--- GESELECTEERDE TEKST ---
De mondelinge behandeling is voortgezet op 9 april 2013 te Breda. Aldaar zijn tegelijkertijd behandeld de zaken van belanghebbende met de procedurenummers 11/903 tot en met 11/918, de zaken op naam van [A Ltd] met de procedurenummers 11/897 tot en met 11/899, 11/901 en 11/902 en de zaken op naam van [F] met de procedurenummers 11/1139 tot en met 11/1160. Ter zitting zijn verschenen en gehoord, de gemachtigde van belanghebbende, [gemachtigde], verbonden aan [kantoornaam gemachtigde] te Breda, en namens de inspecteur, [gemachtigden].
De inspecteur heeft ter zitting een pleitnota voorgedragen en exemplaren daarvan overgelegd aan de rechtbank en aan belanghebbende. Belanghebbende heeft verklaard bezwaar te hebben tegen overlegging van de bij deze pleitnota behorende bijlagen. Van het verder ter zitting verhandelde is een proces-verbaal opgemaakt dat tegelijkertijd met de uitspraak aan partijen wordt toegezonden.
2 Feiten
Op grond van de stukken van het geding en het verhandelde ter zitting staat het volgende vast:
Belanghebbende is opgericht in 1997 en formeel gevestigd op het Eiland Man. Aandeelhouders van belanghebbende zijn [E Ltd] en [F Ltd], beide gevestigd op het Eiland Man. [D Ltd] (verder [D Ltd]) verzorgt de administratie van belanghebbende. Volgens de “Declaration of Trust” van 24 februari 2004 is [F] (verder: [F]) de beneficial owner van belanghebbende.
--- GETOONDE INFORMATIE ---
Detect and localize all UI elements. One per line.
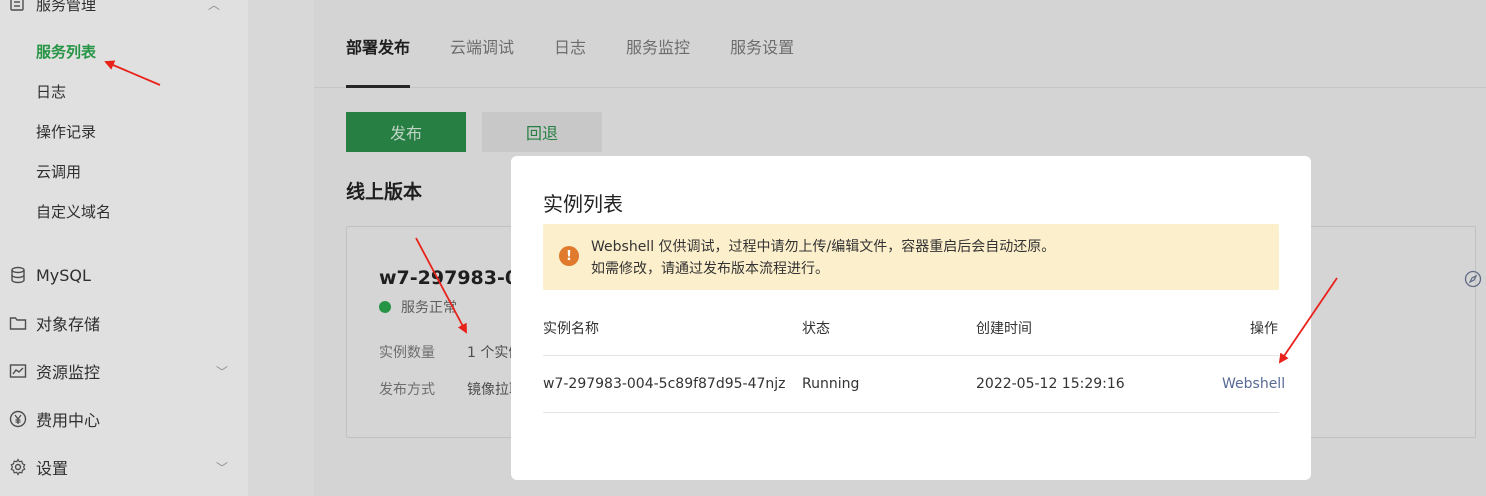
---
| SCHRIFTELIJKE OPDRACHT 1 |
In welk jaar is belanghebbende volgens de geselecteerde tekst opgericht?
| SCHRIFTELIJKE OPDRACHT 2 |
Welke vennootschappen met een naam die op "Ltd" eindigt, worden in de geselecteerde tekst genoemd? Noem ze allemaal.
| SCHRIFTELIJKE OPDRACHT 3 |
Neem uit de geselecteerde tekst woord voor woord het gedeelte over dat begint met "De inspecteur heeft" en eindigt met "partijen wordt toegezonden.".

| UITWERKING OEFENING 1 |
In 1997.

| UITWERKING OEFENING 2 |
[A Ltd], [E Ltd], [F Ltd] en [D Ltd].

| UITWERKING OEFENING 3 |
De inspecteur heeft ter zitting een pleitnota voorgedragen en exemplaren daarvan overgelegd aan de rechtbank en aan belanghebbende. Belanghebbende heeft verklaard bezwaar te hebben tegen overlegging van de bij deze pleitnota behorende bijlagen. Van het verder ter zitting verhandelde is een proces-verbaal opgemaakt dat tegelijkertijd met de uitspraak aan partijen wordt toegezonden.